- Exercise objective:
Collect every line below that contains the word "Freunde".

[Collection entries]
========
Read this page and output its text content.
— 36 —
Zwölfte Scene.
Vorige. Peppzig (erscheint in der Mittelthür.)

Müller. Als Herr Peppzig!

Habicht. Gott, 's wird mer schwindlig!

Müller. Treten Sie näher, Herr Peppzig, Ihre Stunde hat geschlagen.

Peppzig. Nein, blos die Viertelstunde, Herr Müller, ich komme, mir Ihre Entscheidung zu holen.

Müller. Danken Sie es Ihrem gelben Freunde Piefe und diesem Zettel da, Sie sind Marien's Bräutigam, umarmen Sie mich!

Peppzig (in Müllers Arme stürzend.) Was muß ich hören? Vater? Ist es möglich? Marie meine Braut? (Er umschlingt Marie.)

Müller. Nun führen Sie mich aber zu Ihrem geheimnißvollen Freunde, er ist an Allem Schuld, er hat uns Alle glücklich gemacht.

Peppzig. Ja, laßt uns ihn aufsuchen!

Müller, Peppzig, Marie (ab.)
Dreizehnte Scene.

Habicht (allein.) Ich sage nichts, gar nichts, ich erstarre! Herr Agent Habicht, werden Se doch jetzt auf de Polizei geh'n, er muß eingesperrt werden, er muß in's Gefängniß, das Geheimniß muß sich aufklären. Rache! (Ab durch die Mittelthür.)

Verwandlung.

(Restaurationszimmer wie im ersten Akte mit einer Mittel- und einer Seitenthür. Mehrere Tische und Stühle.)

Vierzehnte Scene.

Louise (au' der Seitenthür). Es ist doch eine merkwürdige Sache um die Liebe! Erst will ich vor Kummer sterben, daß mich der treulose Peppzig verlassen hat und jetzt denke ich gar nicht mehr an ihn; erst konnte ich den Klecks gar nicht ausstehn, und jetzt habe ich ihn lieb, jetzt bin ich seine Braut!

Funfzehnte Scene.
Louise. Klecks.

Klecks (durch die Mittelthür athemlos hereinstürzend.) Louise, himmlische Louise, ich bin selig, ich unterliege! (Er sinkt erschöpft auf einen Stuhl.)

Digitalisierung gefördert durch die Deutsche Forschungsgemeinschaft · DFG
========
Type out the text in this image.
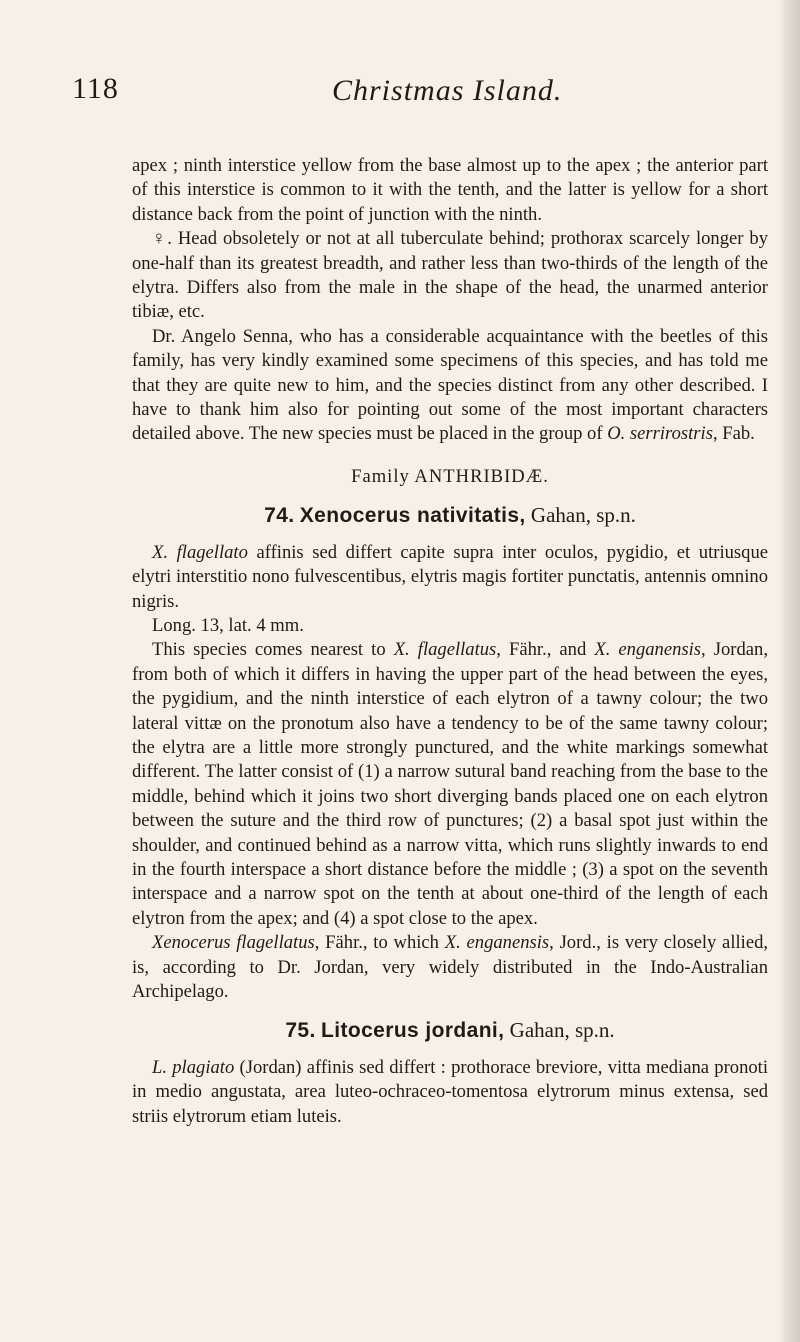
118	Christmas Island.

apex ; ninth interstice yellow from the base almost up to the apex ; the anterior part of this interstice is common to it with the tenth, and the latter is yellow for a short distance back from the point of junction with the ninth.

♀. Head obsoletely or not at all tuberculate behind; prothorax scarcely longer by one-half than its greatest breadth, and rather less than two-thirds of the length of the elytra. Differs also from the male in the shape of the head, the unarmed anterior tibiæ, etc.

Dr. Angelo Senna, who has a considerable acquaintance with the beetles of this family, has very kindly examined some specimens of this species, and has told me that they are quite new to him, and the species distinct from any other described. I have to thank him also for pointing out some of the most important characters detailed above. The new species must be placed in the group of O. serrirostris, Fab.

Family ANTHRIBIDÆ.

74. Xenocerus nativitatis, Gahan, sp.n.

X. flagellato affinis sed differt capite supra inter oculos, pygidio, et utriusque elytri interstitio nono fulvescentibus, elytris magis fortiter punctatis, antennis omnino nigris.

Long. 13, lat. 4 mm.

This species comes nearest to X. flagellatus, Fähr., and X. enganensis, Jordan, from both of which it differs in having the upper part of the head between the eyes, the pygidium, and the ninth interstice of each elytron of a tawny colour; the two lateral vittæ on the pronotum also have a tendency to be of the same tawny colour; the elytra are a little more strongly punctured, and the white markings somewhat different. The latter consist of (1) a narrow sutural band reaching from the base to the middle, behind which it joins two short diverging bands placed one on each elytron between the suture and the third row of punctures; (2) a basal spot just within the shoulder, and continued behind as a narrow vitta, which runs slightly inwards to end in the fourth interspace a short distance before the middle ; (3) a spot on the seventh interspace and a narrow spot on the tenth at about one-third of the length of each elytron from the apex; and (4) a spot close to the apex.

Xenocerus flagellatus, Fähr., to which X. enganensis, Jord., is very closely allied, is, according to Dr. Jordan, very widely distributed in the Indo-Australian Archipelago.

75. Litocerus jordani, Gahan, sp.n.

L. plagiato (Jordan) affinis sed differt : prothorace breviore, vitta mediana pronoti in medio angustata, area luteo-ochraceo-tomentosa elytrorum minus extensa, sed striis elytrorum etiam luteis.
========
- Exercise result:
Müller. Danken Sie es Ihrem gelben Freunde Piefe und diesem Zettel da, Sie sind Marien's Bräutigam, umarmen Sie mich!
Müller. Nun führen Sie mich aber zu Ihrem geheimnißvollen Freunde, er ist an Allem Schuld, er hat uns Alle glücklich gemacht.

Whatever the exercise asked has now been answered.